Output every line of the material exactly, omitting images.

DATA ENTRIES –
## Start

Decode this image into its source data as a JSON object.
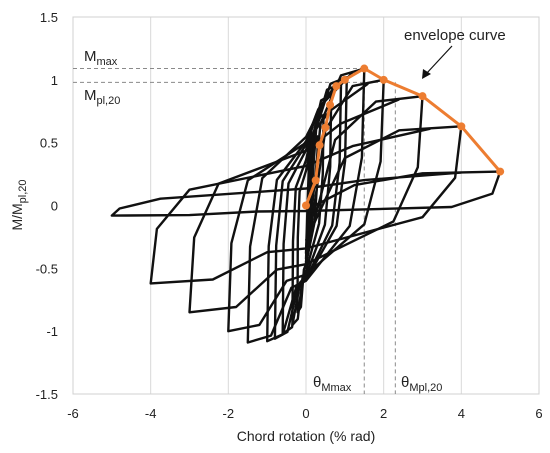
{
  "chart_data": {
    "type": "line",
    "xlabel": "Chord rotation (% rad)",
    "ylabel": {
      "main": "M/M",
      "sub": "pl,20"
    },
    "xlim": [
      -6,
      6
    ],
    "ylim": [
      -1.5,
      1.5
    ],
    "x_ticks": [
      -6,
      -4,
      -2,
      0,
      2,
      4,
      6
    ],
    "y_ticks": [
      -1.5,
      -1,
      -0.5,
      0,
      0.5,
      1,
      1.5
    ],
    "x_tick_labels": [
      "-6",
      "-4",
      "-2",
      "0",
      "2",
      "4",
      "6"
    ],
    "y_tick_labels": [
      "-1.5",
      "-1",
      "-0.5",
      "0",
      "0.5",
      "1",
      "1.5"
    ],
    "grid": "vertical",
    "envelope_color": "#ED7D31",
    "hysteresis_color": "#111111",
    "envelope": {
      "x": [
        0.0,
        0.25,
        0.35,
        0.5,
        0.62,
        0.78,
        1.0,
        1.5,
        2.0,
        3.0,
        4.0,
        5.0
      ],
      "y": [
        0.0,
        0.2,
        0.48,
        0.62,
        0.8,
        0.95,
        1.0,
        1.09,
        1.0,
        0.87,
        0.63,
        0.27
      ]
    },
    "hysteresis_cycles": [
      {
        "min": -0.22,
        "max": 0.3,
        "peak_pos": 0.55,
        "peak_neg": -0.85
      },
      {
        "min": -0.35,
        "max": 0.45,
        "peak_pos": 0.72,
        "peak_neg": -0.95
      },
      {
        "min": -0.6,
        "max": 0.65,
        "peak_pos": 0.88,
        "peak_neg": -1.02
      },
      {
        "min": -0.8,
        "max": 0.9,
        "peak_pos": 0.97,
        "peak_neg": -1.06
      },
      {
        "min": -1.0,
        "max": 1.05,
        "peak_pos": 1.02,
        "peak_neg": -1.08
      },
      {
        "min": -1.5,
        "max": 1.5,
        "peak_pos": 1.09,
        "peak_neg": -1.09
      },
      {
        "min": -2.0,
        "max": 2.0,
        "peak_pos": 1.0,
        "peak_neg": -1.0
      },
      {
        "min": -3.0,
        "max": 3.0,
        "peak_pos": 0.87,
        "peak_neg": -0.85
      },
      {
        "min": -4.0,
        "max": 4.0,
        "peak_pos": 0.63,
        "peak_neg": -0.62
      },
      {
        "min": -5.0,
        "max": 5.0,
        "peak_pos": 0.27,
        "peak_neg": -0.08
      }
    ],
    "reference_lines": {
      "m_max": 1.09,
      "m_pl20": 0.98,
      "theta_mmax": 1.5,
      "theta_mpl20": 2.3
    },
    "annotations": {
      "envelope_label": "envelope curve",
      "m_max_label": {
        "main": "M",
        "sub": "max"
      },
      "m_pl20_label": {
        "main": "M",
        "sub": "pl,20"
      },
      "theta_mmax_label": {
        "main": "θ",
        "sub": "Mmax"
      },
      "theta_mpl20_label": {
        "main": "θ",
        "sub": "Mpl,20"
      }
    }
  }
}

## End

RESULT –
Decode this image into its source data as a JSON object.
{
  "chart_data": {
    "type": "line",
    "xlabel": "Chord rotation (% rad)",
    "ylabel": {
      "main": "M/M",
      "sub": "pl,20"
    },
    "xlim": [
      -6,
      6
    ],
    "ylim": [
      -1.5,
      1.5
    ],
    "x_ticks": [
      -6,
      -4,
      -2,
      0,
      2,
      4,
      6
    ],
    "y_ticks": [
      -1.5,
      -1,
      -0.5,
      0,
      0.5,
      1,
      1.5
    ],
    "x_tick_labels": [
      "-6",
      "-4",
      "-2",
      "0",
      "2",
      "4",
      "6"
    ],
    "y_tick_labels": [
      "-1.5",
      "-1",
      "-0.5",
      "0",
      "0.5",
      "1",
      "1.5"
    ],
    "grid": "vertical",
    "envelope_color": "#ED7D31",
    "hysteresis_color": "#111111",
    "envelope": {
      "x": [
        0.0,
        0.25,
        0.35,
        0.5,
        0.62,
        0.78,
        1.0,
        1.5,
        2.0,
        3.0,
        4.0,
        5.0
      ],
      "y": [
        0.0,
        0.2,
        0.48,
        0.62,
        0.8,
        0.95,
        1.0,
        1.09,
        1.0,
        0.87,
        0.63,
        0.27
      ]
    },
    "hysteresis_cycles": [
      {
        "min": -0.22,
        "max": 0.3,
        "peak_pos": 0.55,
        "peak_neg": -0.85
      },
      {
        "min": -0.35,
        "max": 0.45,
        "peak_pos": 0.72,
        "peak_neg": -0.95
      },
      {
        "min": -0.6,
        "max": 0.65,
        "peak_pos": 0.88,
        "peak_neg": -1.02
      },
      {
        "min": -0.8,
        "max": 0.9,
        "peak_pos": 0.97,
        "peak_neg": -1.06
      },
      {
        "min": -1.0,
        "max": 1.05,
        "peak_pos": 1.02,
        "peak_neg": -1.08
      },
      {
        "min": -1.5,
        "max": 1.5,
        "peak_pos": 1.09,
        "peak_neg": -1.09
      },
      {
        "min": -2.0,
        "max": 2.0,
        "peak_pos": 1.0,
        "peak_neg": -1.0
      },
      {
        "min": -3.0,
        "max": 3.0,
        "peak_pos": 0.87,
        "peak_neg": -0.85
      },
      {
        "min": -4.0,
        "max": 4.0,
        "peak_pos": 0.63,
        "peak_neg": -0.62
      },
      {
        "min": -5.0,
        "max": 5.0,
        "peak_pos": 0.27,
        "peak_neg": -0.08
      }
    ],
    "reference_lines": {
      "m_max": 1.09,
      "m_pl20": 0.98,
      "theta_mmax": 1.5,
      "theta_mpl20": 2.3
    },
    "annotations": {
      "envelope_label": "envelope curve",
      "m_max_label": {
        "main": "M",
        "sub": "max"
      },
      "m_pl20_label": {
        "main": "M",
        "sub": "pl,20"
      },
      "theta_mmax_label": {
        "main": "θ",
        "sub": "Mmax"
      },
      "theta_mpl20_label": {
        "main": "θ",
        "sub": "Mpl,20"
      }
    }
  }
}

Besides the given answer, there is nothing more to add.